■ GOAL
Extract all records. Keep each one exact.

■ DATA IN THIS EXERCISE
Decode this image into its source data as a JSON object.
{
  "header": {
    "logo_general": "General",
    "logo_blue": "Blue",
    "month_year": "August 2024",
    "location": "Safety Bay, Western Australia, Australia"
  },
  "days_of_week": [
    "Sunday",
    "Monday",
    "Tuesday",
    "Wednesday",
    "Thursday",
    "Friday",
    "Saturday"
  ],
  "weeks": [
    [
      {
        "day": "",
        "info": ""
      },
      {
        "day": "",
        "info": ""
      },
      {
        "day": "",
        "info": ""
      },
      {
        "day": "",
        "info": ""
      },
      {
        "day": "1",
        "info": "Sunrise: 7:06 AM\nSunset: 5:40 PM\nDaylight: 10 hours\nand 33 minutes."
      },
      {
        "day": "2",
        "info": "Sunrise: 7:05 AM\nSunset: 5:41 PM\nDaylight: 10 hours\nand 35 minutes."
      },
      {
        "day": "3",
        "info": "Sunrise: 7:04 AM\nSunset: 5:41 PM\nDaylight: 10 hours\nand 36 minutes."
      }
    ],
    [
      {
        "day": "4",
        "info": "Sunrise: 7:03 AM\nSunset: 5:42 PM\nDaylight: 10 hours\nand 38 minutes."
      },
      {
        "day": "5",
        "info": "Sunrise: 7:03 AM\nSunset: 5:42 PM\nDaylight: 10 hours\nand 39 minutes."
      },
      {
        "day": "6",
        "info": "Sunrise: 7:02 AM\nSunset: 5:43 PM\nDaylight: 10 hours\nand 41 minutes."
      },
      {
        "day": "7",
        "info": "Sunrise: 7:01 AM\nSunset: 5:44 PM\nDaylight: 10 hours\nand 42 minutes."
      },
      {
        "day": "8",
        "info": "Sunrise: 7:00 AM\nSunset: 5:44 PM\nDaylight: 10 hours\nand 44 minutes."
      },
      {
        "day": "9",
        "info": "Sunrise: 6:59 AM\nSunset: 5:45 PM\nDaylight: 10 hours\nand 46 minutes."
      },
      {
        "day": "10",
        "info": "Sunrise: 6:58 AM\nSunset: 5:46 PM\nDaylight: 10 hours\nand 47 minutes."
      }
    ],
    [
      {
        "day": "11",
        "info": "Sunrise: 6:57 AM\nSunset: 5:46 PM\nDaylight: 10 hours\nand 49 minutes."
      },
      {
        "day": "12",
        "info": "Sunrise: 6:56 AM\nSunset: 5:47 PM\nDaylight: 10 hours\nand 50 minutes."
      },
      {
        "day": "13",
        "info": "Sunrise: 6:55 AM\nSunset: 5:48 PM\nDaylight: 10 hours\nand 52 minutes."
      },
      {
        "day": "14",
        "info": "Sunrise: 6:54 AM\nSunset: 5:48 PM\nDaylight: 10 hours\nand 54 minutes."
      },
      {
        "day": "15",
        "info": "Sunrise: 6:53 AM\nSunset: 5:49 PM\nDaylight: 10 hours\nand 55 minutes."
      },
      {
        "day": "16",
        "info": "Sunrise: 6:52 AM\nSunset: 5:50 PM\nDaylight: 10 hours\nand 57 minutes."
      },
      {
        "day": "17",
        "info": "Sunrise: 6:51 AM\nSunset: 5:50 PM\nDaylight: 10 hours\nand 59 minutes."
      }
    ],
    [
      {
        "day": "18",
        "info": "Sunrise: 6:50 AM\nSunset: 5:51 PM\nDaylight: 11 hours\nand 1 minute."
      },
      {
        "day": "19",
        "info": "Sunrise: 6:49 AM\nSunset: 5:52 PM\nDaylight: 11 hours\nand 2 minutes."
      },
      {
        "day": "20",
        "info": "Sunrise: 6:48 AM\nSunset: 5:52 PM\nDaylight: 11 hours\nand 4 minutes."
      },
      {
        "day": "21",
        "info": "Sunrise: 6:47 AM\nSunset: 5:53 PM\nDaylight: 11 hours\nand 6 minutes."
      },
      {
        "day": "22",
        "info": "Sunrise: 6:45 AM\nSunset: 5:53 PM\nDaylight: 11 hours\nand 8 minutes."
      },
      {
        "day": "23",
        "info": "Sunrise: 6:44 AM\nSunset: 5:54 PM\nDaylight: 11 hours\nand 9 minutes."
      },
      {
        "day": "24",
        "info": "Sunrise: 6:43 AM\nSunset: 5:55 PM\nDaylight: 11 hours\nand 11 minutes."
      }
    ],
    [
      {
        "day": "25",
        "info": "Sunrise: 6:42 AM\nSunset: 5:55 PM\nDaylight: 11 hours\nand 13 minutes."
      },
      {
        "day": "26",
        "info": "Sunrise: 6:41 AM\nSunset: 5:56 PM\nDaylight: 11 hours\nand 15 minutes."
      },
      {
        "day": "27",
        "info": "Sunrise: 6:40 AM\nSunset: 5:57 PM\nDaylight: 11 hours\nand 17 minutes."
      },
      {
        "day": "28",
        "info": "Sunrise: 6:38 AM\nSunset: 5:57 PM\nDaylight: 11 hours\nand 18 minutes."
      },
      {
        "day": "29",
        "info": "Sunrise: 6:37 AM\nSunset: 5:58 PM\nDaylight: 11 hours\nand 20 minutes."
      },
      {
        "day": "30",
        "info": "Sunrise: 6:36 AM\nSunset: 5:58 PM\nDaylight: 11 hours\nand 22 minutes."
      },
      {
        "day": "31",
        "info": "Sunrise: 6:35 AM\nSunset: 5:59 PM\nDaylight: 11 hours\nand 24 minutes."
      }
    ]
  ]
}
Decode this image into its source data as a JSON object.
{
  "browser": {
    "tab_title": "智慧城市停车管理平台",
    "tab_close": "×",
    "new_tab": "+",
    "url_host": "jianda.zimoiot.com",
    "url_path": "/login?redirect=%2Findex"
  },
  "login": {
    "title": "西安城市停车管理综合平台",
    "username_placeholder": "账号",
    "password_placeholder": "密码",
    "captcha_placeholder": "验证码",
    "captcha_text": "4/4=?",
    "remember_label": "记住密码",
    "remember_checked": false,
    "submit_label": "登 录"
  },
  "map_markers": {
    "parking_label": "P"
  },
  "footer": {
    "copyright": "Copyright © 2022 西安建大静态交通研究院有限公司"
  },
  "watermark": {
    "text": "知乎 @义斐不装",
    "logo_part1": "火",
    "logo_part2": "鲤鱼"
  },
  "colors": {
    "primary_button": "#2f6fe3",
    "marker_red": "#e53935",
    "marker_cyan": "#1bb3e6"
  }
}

■ TASK RESPONSE
Decode this image into its source data as a JSON object.
{
  "header": {
    "logo_general": "General",
    "logo_blue": "Blue",
    "month_year": "August 2024",
    "location": "Safety Bay, Western Australia, Australia"
  },
  "days_of_week": [
    "Sunday",
    "Monday",
    "Tuesday",
    "Wednesday",
    "Thursday",
    "Friday",
    "Saturday"
  ],
  "weeks": [
    [
      {
        "day": "",
        "info": ""
      },
      {
        "day": "",
        "info": ""
      },
      {
        "day": "",
        "info": ""
      },
      {
        "day": "",
        "info": ""
      },
      {
        "day": "1",
        "info": "Sunrise: 7:06 AM\nSunset: 5:40 PM\nDaylight: 10 hours\nand 33 minutes."
      },
      {
        "day": "2",
        "info": "Sunrise: 7:05 AM\nSunset: 5:41 PM\nDaylight: 10 hours\nand 35 minutes."
      },
      {
        "day": "3",
        "info": "Sunrise: 7:04 AM\nSunset: 5:41 PM\nDaylight: 10 hours\nand 36 minutes."
      }
    ],
    [
      {
        "day": "4",
        "info": "Sunrise: 7:03 AM\nSunset: 5:42 PM\nDaylight: 10 hours\nand 38 minutes."
      },
      {
        "day": "5",
        "info": "Sunrise: 7:03 AM\nSunset: 5:42 PM\nDaylight: 10 hours\nand 39 minutes."
      },
      {
        "day": "6",
        "info": "Sunrise: 7:02 AM\nSunset: 5:43 PM\nDaylight: 10 hours\nand 41 minutes."
      },
      {
        "day": "7",
        "info": "Sunrise: 7:01 AM\nSunset: 5:44 PM\nDaylight: 10 hours\nand 42 minutes."
      },
      {
        "day": "8",
        "info": "Sunrise: 7:00 AM\nSunset: 5:44 PM\nDaylight: 10 hours\nand 44 minutes."
      },
      {
        "day": "9",
        "info": "Sunrise: 6:59 AM\nSunset: 5:45 PM\nDaylight: 10 hours\nand 46 minutes."
      },
      {
        "day": "10",
        "info": "Sunrise: 6:58 AM\nSunset: 5:46 PM\nDaylight: 10 hours\nand 47 minutes."
      }
    ],
    [
      {
        "day": "11",
        "info": "Sunrise: 6:57 AM\nSunset: 5:46 PM\nDaylight: 10 hours\nand 49 minutes."
      },
      {
        "day": "12",
        "info": "Sunrise: 6:56 AM\nSunset: 5:47 PM\nDaylight: 10 hours\nand 50 minutes."
      },
      {
        "day": "13",
        "info": "Sunrise: 6:55 AM\nSunset: 5:48 PM\nDaylight: 10 hours\nand 52 minutes."
      },
      {
        "day": "14",
        "info": "Sunrise: 6:54 AM\nSunset: 5:48 PM\nDaylight: 10 hours\nand 54 minutes."
      },
      {
        "day": "15",
        "info": "Sunrise: 6:53 AM\nSunset: 5:49 PM\nDaylight: 10 hours\nand 55 minutes."
      },
      {
        "day": "16",
        "info": "Sunrise: 6:52 AM\nSunset: 5:50 PM\nDaylight: 10 hours\nand 57 minutes."
      },
      {
        "day": "17",
        "info": "Sunrise: 6:51 AM\nSunset: 5:50 PM\nDaylight: 10 hours\nand 59 minutes."
      }
    ],
    [
      {
        "day": "18",
        "info": "Sunrise: 6:50 AM\nSunset: 5:51 PM\nDaylight: 11 hours\nand 1 minute."
      },
      {
        "day": "19",
        "info": "Sunrise: 6:49 AM\nSunset: 5:52 PM\nDaylight: 11 hours\nand 2 minutes."
      },
      {
        "day": "20",
        "info": "Sunrise: 6:48 AM\nSunset: 5:52 PM\nDaylight: 11 hours\nand 4 minutes."
      },
      {
        "day": "21",
        "info": "Sunrise: 6:47 AM\nSunset: 5:53 PM\nDaylight: 11 hours\nand 6 minutes."
      },
      {
        "day": "22",
        "info": "Sunrise: 6:45 AM\nSunset: 5:53 PM\nDaylight: 11 hours\nand 8 minutes."
      },
      {
        "day": "23",
        "info": "Sunrise: 6:44 AM\nSunset: 5:54 PM\nDaylight: 11 hours\nand 9 minutes."
      },
      {
        "day": "24",
        "info": "Sunrise: 6:43 AM\nSunset: 5:55 PM\nDaylight: 11 hours\nand 11 minutes."
      }
    ],
    [
      {
        "day": "25",
        "info": "Sunrise: 6:42 AM\nSunset: 5:55 PM\nDaylight: 11 hours\nand 13 minutes."
      },
      {
        "day": "26",
        "info": "Sunrise: 6:41 AM\nSunset: 5:56 PM\nDaylight: 11 hours\nand 15 minutes."
      },
      {
        "day": "27",
        "info": "Sunrise: 6:40 AM\nSunset: 5:57 PM\nDaylight: 11 hours\nand 17 minutes."
      },
      {
        "day": "28",
        "info": "Sunrise: 6:38 AM\nSunset: 5:57 PM\nDaylight: 11 hours\nand 18 minutes."
      },
      {
        "day": "29",
        "info": "Sunrise: 6:37 AM\nSunset: 5:58 PM\nDaylight: 11 hours\nand 20 minutes."
      },
      {
        "day": "30",
        "info": "Sunrise: 6:36 AM\nSunset: 5:58 PM\nDaylight: 11 hours\nand 22 minutes."
      },
      {
        "day": "31",
        "info": "Sunrise: 6:35 AM\nSunset: 5:59 PM\nDaylight: 11 hours\nand 24 minutes."
      }
    ]
  ]
}
Decode this image into its source data as a JSON object.
{
  "browser": {
    "tab_title": "智慧城市停车管理平台",
    "tab_close": "×",
    "new_tab": "+",
    "url_host": "jianda.zimoiot.com",
    "url_path": "/login?redirect=%2Findex"
  },
  "login": {
    "title": "西安城市停车管理综合平台",
    "username_placeholder": "账号",
    "password_placeholder": "密码",
    "captcha_placeholder": "验证码",
    "captcha_text": "4/4=?",
    "remember_label": "记住密码",
    "remember_checked": false,
    "submit_label": "登 录"
  },
  "map_markers": {
    "parking_label": "P"
  },
  "footer": {
    "copyright": "Copyright © 2022 西安建大静态交通研究院有限公司"
  },
  "watermark": {
    "text": "知乎 @义斐不装",
    "logo_part1": "火",
    "logo_part2": "鲤鱼"
  },
  "colors": {
    "primary_button": "#2f6fe3",
    "marker_red": "#e53935",
    "marker_cyan": "#1bb3e6"
  }
}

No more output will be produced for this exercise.